__Exercise goal__: Filter the lines below, copying only those with the string "like".

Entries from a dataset
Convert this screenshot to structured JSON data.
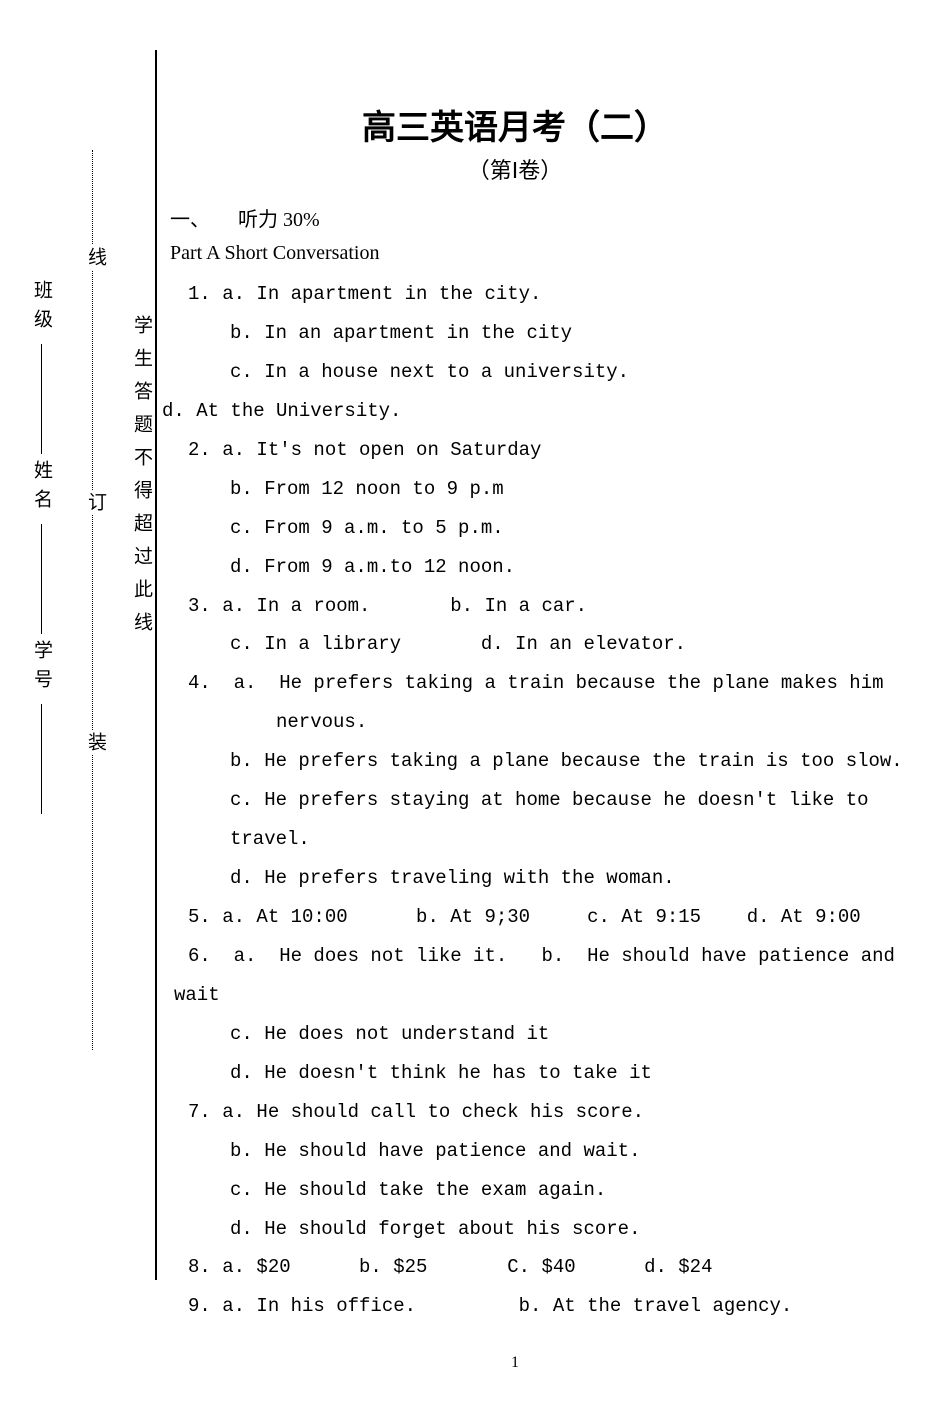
{
  "title": "高三英语月考（二）",
  "subtitle": "（第Ⅰ卷）",
  "section": {
    "num": "一、",
    "label": "听力 30%"
  },
  "part": "Part A  Short Conversation",
  "binding": {
    "outer_labels": [
      "班级",
      "姓名",
      "学号"
    ],
    "outer_marks": [
      "装",
      "订",
      "线"
    ],
    "inner_text": "学生答题不得超过此线"
  },
  "lines": [
    {
      "cls": "q-indent-1",
      "t": "1. a. In apartment in the city."
    },
    {
      "cls": "q-indent-2",
      "t": "b. In an apartment in the city"
    },
    {
      "cls": "q-indent-2",
      "t": "c. In a house next to a university."
    },
    {
      "cls": "q-neg",
      "t": "d. At the University."
    },
    {
      "cls": "q-indent-1",
      "t": "2. a. It's not open on Saturday"
    },
    {
      "cls": "q-indent-2",
      "t": "b. From 12 noon to 9 p.m"
    },
    {
      "cls": "q-indent-2",
      "t": "c. From 9 a.m. to 5 p.m."
    },
    {
      "cls": "q-indent-2",
      "t": "d. From 9 a.m.to 12 noon."
    },
    {
      "cls": "q-indent-1",
      "t": "3. a. In a room.       b. In a car."
    },
    {
      "cls": "q-indent-2",
      "t": "c. In a library       d. In an elevator."
    },
    {
      "cls": "q-indent-1",
      "t": "4.  a.  He prefers taking a train because the plane makes him"
    },
    {
      "cls": "q-indent-3",
      "t": "nervous."
    },
    {
      "cls": "q-indent-2",
      "t": "b. He prefers taking a plane because the train is too slow."
    },
    {
      "cls": "q-indent-2",
      "t": "c. He prefers staying at home because he doesn't like to"
    },
    {
      "cls": "q-indent-2",
      "t": "travel."
    },
    {
      "cls": "q-indent-2",
      "t": "d. He prefers traveling with the woman."
    },
    {
      "cls": "q-indent-1",
      "t": "5. a. At 10:00      b. At 9;30     c. At 9:15    d. At 9:00"
    },
    {
      "cls": "q-indent-1",
      "t": "6.  a.  He does not like it.   b.  He should have patience and"
    },
    {
      "cls": "q-indent-0",
      "t": "wait"
    },
    {
      "cls": "q-indent-2",
      "t": "c. He does not understand it"
    },
    {
      "cls": "q-indent-2",
      "t": "d. He doesn't think he has to take it"
    },
    {
      "cls": "q-indent-1",
      "t": "7. a. He should call to check his score."
    },
    {
      "cls": "q-indent-2",
      "t": "b. He should have patience and wait."
    },
    {
      "cls": "q-indent-2",
      "t": "c. He should take the exam again."
    },
    {
      "cls": "q-indent-2",
      "t": "d. He should forget about his score."
    },
    {
      "cls": "q-indent-1",
      "t": "8. a. $20      b. $25       C. $40      d. $24"
    },
    {
      "cls": "q-indent-1",
      "t": "9. a. In his office.         b. At the travel agency."
    }
  ],
  "page_number": "1"
}
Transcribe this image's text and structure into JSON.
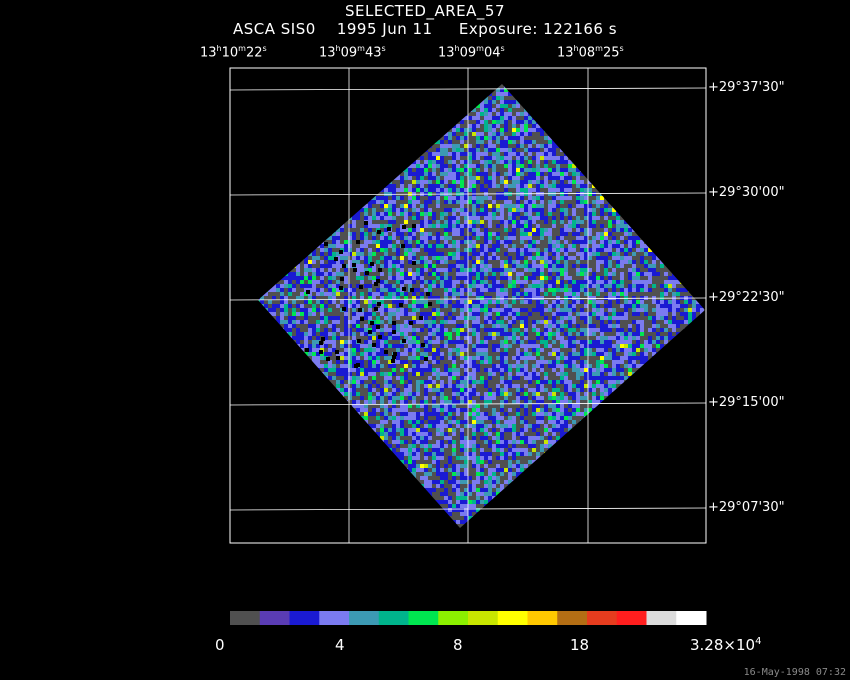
{
  "header": {
    "title": "SELECTED_AREA_57",
    "instrument": "ASCA SIS0",
    "date": "1995 Jun 11",
    "exposure": "Exposure: 122166 s"
  },
  "ra_labels": [
    {
      "h": "13",
      "m": "10",
      "s": "22"
    },
    {
      "h": "13",
      "m": "09",
      "s": "43"
    },
    {
      "h": "13",
      "m": "09",
      "s": "04"
    },
    {
      "h": "13",
      "m": "08",
      "s": "25"
    }
  ],
  "dec_labels": [
    "+29°37'30\"",
    "+29°30'00\"",
    "+29°22'30\"",
    "+29°15'00\"",
    "+29°07'30\""
  ],
  "colorbar": {
    "colors": [
      "#505050",
      "#5a3cb4",
      "#1a1ad2",
      "#7b7bf0",
      "#3c9ab4",
      "#00b48c",
      "#00e650",
      "#8cf000",
      "#c8e600",
      "#ffff00",
      "#ffc800",
      "#b46e14",
      "#e63c1e",
      "#ff1e1e",
      "#dcdcdc",
      "#ffffff"
    ],
    "label_0": "0",
    "label_4": "4",
    "label_8": "8",
    "label_18": "18",
    "label_max_mantissa": "3.28×10",
    "label_max_exp": "4"
  },
  "footer": {
    "timestamp": "16-May-1998 07:32"
  }
}
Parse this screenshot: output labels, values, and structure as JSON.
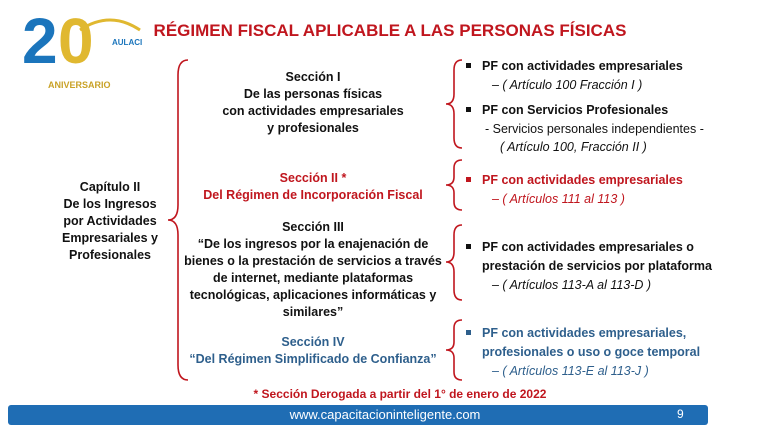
{
  "logo": {
    "digits": [
      "2",
      "0"
    ],
    "brand": "AULACI",
    "caption": "ANIVERSARIO"
  },
  "title": "RÉGIMEN FISCAL APLICABLE A LAS PERSONAS FÍSICAS",
  "chapter": [
    "Capítulo II",
    "De los Ingresos",
    "por Actividades",
    "Empresariales y",
    "Profesionales"
  ],
  "sections": [
    {
      "heading": "Sección I",
      "lines": [
        "De las personas físicas",
        "con actividades empresariales",
        "y profesionales"
      ],
      "items": [
        {
          "title": [
            "PF con actividades empresariales"
          ],
          "detail": [
            "–  ( Artículo 100 Fracción I )"
          ]
        },
        {
          "title": [
            "PF con Servicios Profesionales"
          ],
          "detail": [
            "- Servicios personales independientes -",
            "( Artículo 100, Fracción II )"
          ]
        }
      ]
    },
    {
      "heading": "Sección II *",
      "lines": [
        "Del Régimen de Incorporación Fiscal"
      ],
      "items": [
        {
          "title": [
            "PF con actividades empresariales"
          ],
          "detail": [
            "–   ( Artículos 111 al 113 )"
          ]
        }
      ]
    },
    {
      "heading": "Sección III",
      "lines": [
        "“De los ingresos por la enajenación de",
        "bienes o la prestación de servicios a través",
        "de internet, mediante plataformas",
        "tecnológicas, aplicaciones informáticas y",
        "similares”"
      ],
      "items": [
        {
          "title": [
            "PF con actividades empresariales o",
            "prestación de servicios por plataforma"
          ],
          "detail": [
            "–   ( Artículos 113-A al 113-D )"
          ]
        }
      ]
    },
    {
      "heading": "Sección IV",
      "lines": [
        "“Del Régimen Simplificado de Confianza”"
      ],
      "items": [
        {
          "title": [
            "PF con actividades empresariales,",
            "profesionales o uso o goce temporal"
          ],
          "detail": [
            "–   ( Artículos 113-E al 113-J )"
          ]
        }
      ]
    }
  ],
  "footnote": "* Sección Derogada a partir del 1° de enero de 2022",
  "footer": {
    "url": "www.capacitacioninteligente.com",
    "page": "9"
  }
}
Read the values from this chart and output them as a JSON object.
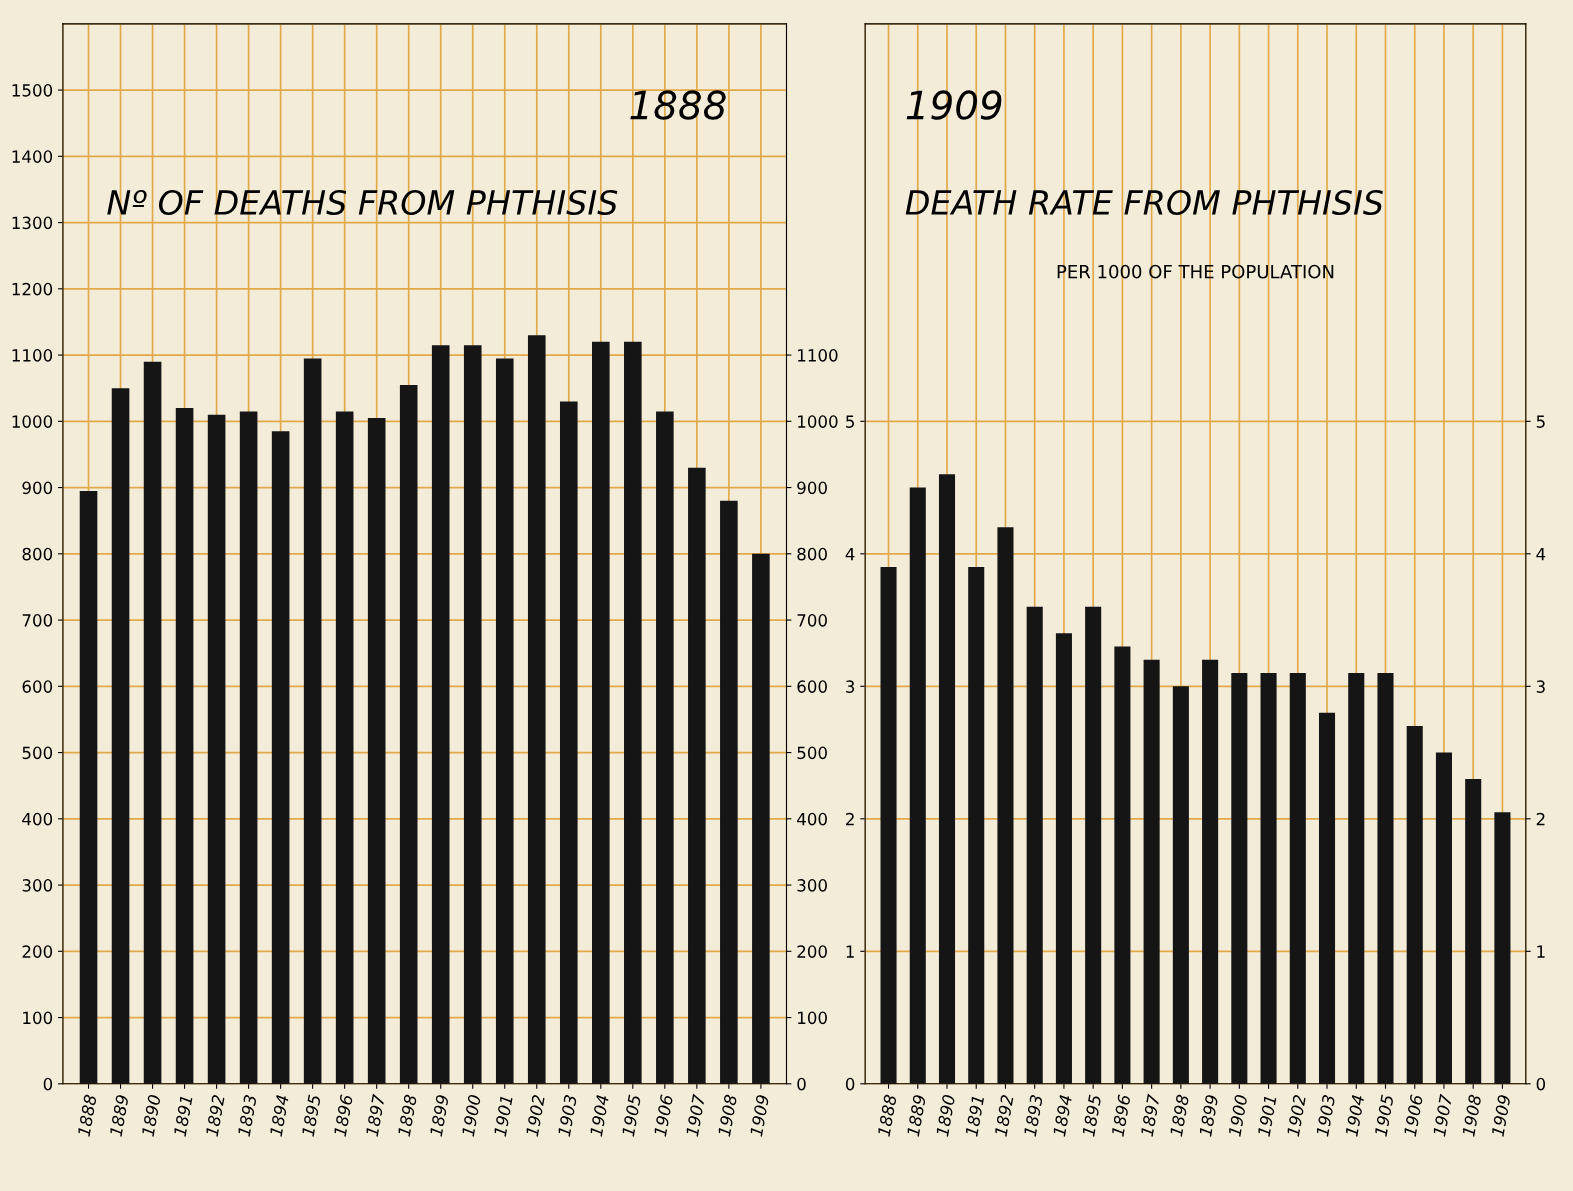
{
  "chart_data": [
    {
      "type": "bar",
      "title": "Nº OF DEATHS FROM PHTHISIS",
      "annotations": [
        "1888"
      ],
      "categories": [
        "1888",
        "1889",
        "1890",
        "1891",
        "1892",
        "1893",
        "1894",
        "1895",
        "1896",
        "1897",
        "1898",
        "1899",
        "1900",
        "1901",
        "1902",
        "1903",
        "1904",
        "1905",
        "1906",
        "1907",
        "1908",
        "1909"
      ],
      "series": [
        {
          "color": "#151515",
          "values": [
            895,
            1050,
            1090,
            1020,
            1010,
            1015,
            985,
            1095,
            1015,
            1005,
            1055,
            1115,
            1115,
            1095,
            1130,
            1030,
            1120,
            1120,
            1015,
            930,
            880,
            800
          ]
        }
      ],
      "ylim": [
        0,
        1600
      ],
      "yticks": [
        0,
        100,
        200,
        300,
        400,
        500,
        600,
        700,
        800,
        900,
        1000,
        1100,
        1200,
        1300,
        1400,
        1500
      ],
      "y2lim": [
        0,
        1600
      ],
      "y2ticks": [
        0,
        100,
        200,
        300,
        400,
        500,
        600,
        700,
        800,
        900,
        1000,
        1100
      ],
      "grid": true
    },
    {
      "type": "bar",
      "title": "DEATH RATE FROM PHTHISIS",
      "subtitle": "PER 1000 OF THE POPULATION",
      "annotations": [
        "1909"
      ],
      "categories": [
        "1888",
        "1889",
        "1890",
        "1891",
        "1892",
        "1893",
        "1894",
        "1895",
        "1896",
        "1897",
        "1898",
        "1899",
        "1900",
        "1901",
        "1902",
        "1903",
        "1904",
        "1905",
        "1906",
        "1907",
        "1908",
        "1909"
      ],
      "series": [
        {
          "color": "#151515",
          "values": [
            3.9,
            4.5,
            4.6,
            3.9,
            4.2,
            3.6,
            3.4,
            3.6,
            3.3,
            3.2,
            3.0,
            3.2,
            3.1,
            3.1,
            3.1,
            2.8,
            3.1,
            3.1,
            2.7,
            2.5,
            2.3,
            2.05
          ]
        }
      ],
      "ylim": [
        0,
        8
      ],
      "yticks": [
        0,
        1,
        2,
        3,
        4,
        5
      ],
      "y2lim": [
        0,
        8
      ],
      "y2ticks": [
        0,
        1,
        2,
        3,
        4,
        5
      ],
      "grid": true
    }
  ]
}
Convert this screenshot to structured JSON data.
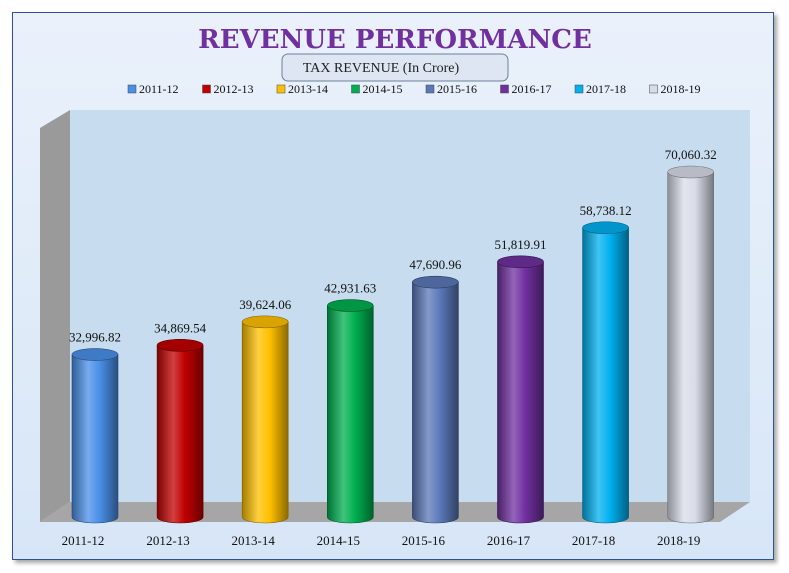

__Result of this task__:
      "t": "c. He prefers staying at home because he doesn't like to"
      "t": "6.  a.  He does not like it.   b.  He should have patience and"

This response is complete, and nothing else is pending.